Aim of the exercise » Below are records to transcribe exactly, without their pictures.

[Data extracted from a collection]
== == ==
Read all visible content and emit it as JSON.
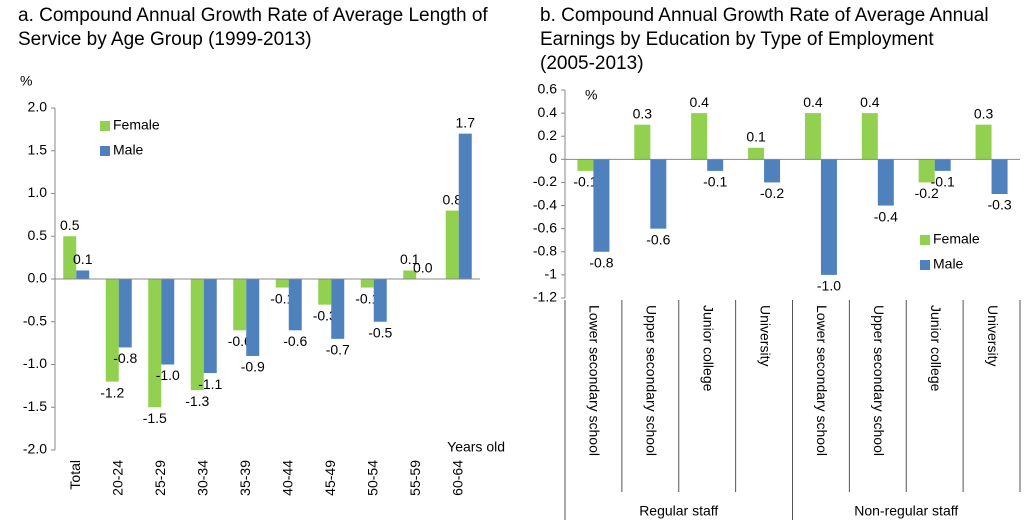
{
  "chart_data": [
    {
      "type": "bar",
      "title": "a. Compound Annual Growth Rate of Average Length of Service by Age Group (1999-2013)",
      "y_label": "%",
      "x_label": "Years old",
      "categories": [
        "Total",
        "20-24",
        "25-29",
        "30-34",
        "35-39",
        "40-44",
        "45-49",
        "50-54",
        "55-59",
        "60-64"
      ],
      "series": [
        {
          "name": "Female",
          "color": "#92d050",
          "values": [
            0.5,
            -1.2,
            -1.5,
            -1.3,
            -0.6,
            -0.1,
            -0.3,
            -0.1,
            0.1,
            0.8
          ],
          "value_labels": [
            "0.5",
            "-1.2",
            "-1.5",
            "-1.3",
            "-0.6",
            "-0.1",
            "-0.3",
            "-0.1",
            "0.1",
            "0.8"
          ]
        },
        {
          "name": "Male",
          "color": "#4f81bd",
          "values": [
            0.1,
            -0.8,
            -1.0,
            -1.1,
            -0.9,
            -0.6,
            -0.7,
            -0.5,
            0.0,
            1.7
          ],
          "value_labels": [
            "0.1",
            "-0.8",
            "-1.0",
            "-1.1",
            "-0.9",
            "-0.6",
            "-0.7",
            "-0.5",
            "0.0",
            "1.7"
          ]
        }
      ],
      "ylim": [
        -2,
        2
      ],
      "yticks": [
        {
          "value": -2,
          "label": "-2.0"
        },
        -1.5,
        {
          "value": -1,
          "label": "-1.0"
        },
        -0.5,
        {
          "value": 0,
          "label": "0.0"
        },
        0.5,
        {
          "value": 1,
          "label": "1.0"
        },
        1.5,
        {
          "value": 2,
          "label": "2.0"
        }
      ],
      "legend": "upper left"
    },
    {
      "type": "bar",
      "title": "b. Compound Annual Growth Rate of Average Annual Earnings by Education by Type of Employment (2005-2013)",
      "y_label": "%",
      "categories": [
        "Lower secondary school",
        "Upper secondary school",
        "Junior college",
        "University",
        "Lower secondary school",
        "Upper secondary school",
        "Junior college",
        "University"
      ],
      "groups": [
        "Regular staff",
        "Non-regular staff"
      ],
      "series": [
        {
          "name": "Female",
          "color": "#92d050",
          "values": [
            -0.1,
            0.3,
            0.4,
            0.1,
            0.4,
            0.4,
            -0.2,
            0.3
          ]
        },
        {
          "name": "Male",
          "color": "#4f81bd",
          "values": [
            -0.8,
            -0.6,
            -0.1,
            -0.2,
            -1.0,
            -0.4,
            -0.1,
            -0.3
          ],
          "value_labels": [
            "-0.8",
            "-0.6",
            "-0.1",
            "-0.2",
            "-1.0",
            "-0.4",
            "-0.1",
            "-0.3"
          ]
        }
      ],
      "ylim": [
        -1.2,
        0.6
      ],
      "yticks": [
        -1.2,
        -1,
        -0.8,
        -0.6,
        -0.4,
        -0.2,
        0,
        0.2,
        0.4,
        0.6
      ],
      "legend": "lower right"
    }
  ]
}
== == ==
Response for this exercise »
Read all visible content and emit it as JSON.
{
  "chart_data": [
    {
      "type": "bar",
      "title": "a. Compound Annual Growth Rate of Average Length of Service by Age Group (1999-2013)",
      "y_label": "%",
      "x_label": "Years old",
      "categories": [
        "Total",
        "20-24",
        "25-29",
        "30-34",
        "35-39",
        "40-44",
        "45-49",
        "50-54",
        "55-59",
        "60-64"
      ],
      "series": [
        {
          "name": "Female",
          "color": "#92d050",
          "values": [
            0.5,
            -1.2,
            -1.5,
            -1.3,
            -0.6,
            -0.1,
            -0.3,
            -0.1,
            0.1,
            0.8
          ],
          "value_labels": [
            "0.5",
            "-1.2",
            "-1.5",
            "-1.3",
            "-0.6",
            "-0.1",
            "-0.3",
            "-0.1",
            "0.1",
            "0.8"
          ]
        },
        {
          "name": "Male",
          "color": "#4f81bd",
          "values": [
            0.1,
            -0.8,
            -1.0,
            -1.1,
            -0.9,
            -0.6,
            -0.7,
            -0.5,
            0.0,
            1.7
          ],
          "value_labels": [
            "0.1",
            "-0.8",
            "-1.0",
            "-1.1",
            "-0.9",
            "-0.6",
            "-0.7",
            "-0.5",
            "0.0",
            "1.7"
          ]
        }
      ],
      "ylim": [
        -2,
        2
      ],
      "yticks": [
        {
          "value": -2,
          "label": "-2.0"
        },
        -1.5,
        {
          "value": -1,
          "label": "-1.0"
        },
        -0.5,
        {
          "value": 0,
          "label": "0.0"
        },
        0.5,
        {
          "value": 1,
          "label": "1.0"
        },
        1.5,
        {
          "value": 2,
          "label": "2.0"
        }
      ],
      "legend": "upper left"
    },
    {
      "type": "bar",
      "title": "b. Compound Annual Growth Rate of Average Annual Earnings by Education by Type of Employment (2005-2013)",
      "y_label": "%",
      "categories": [
        "Lower secondary school",
        "Upper secondary school",
        "Junior college",
        "University",
        "Lower secondary school",
        "Upper secondary school",
        "Junior college",
        "University"
      ],
      "groups": [
        "Regular staff",
        "Non-regular staff"
      ],
      "series": [
        {
          "name": "Female",
          "color": "#92d050",
          "values": [
            -0.1,
            0.3,
            0.4,
            0.1,
            0.4,
            0.4,
            -0.2,
            0.3
          ]
        },
        {
          "name": "Male",
          "color": "#4f81bd",
          "values": [
            -0.8,
            -0.6,
            -0.1,
            -0.2,
            -1.0,
            -0.4,
            -0.1,
            -0.3
          ],
          "value_labels": [
            "-0.8",
            "-0.6",
            "-0.1",
            "-0.2",
            "-1.0",
            "-0.4",
            "-0.1",
            "-0.3"
          ]
        }
      ],
      "ylim": [
        -1.2,
        0.6
      ],
      "yticks": [
        -1.2,
        -1,
        -0.8,
        -0.6,
        -0.4,
        -0.2,
        0,
        0.2,
        0.4,
        0.6
      ],
      "legend": "lower right"
    }
  ]
}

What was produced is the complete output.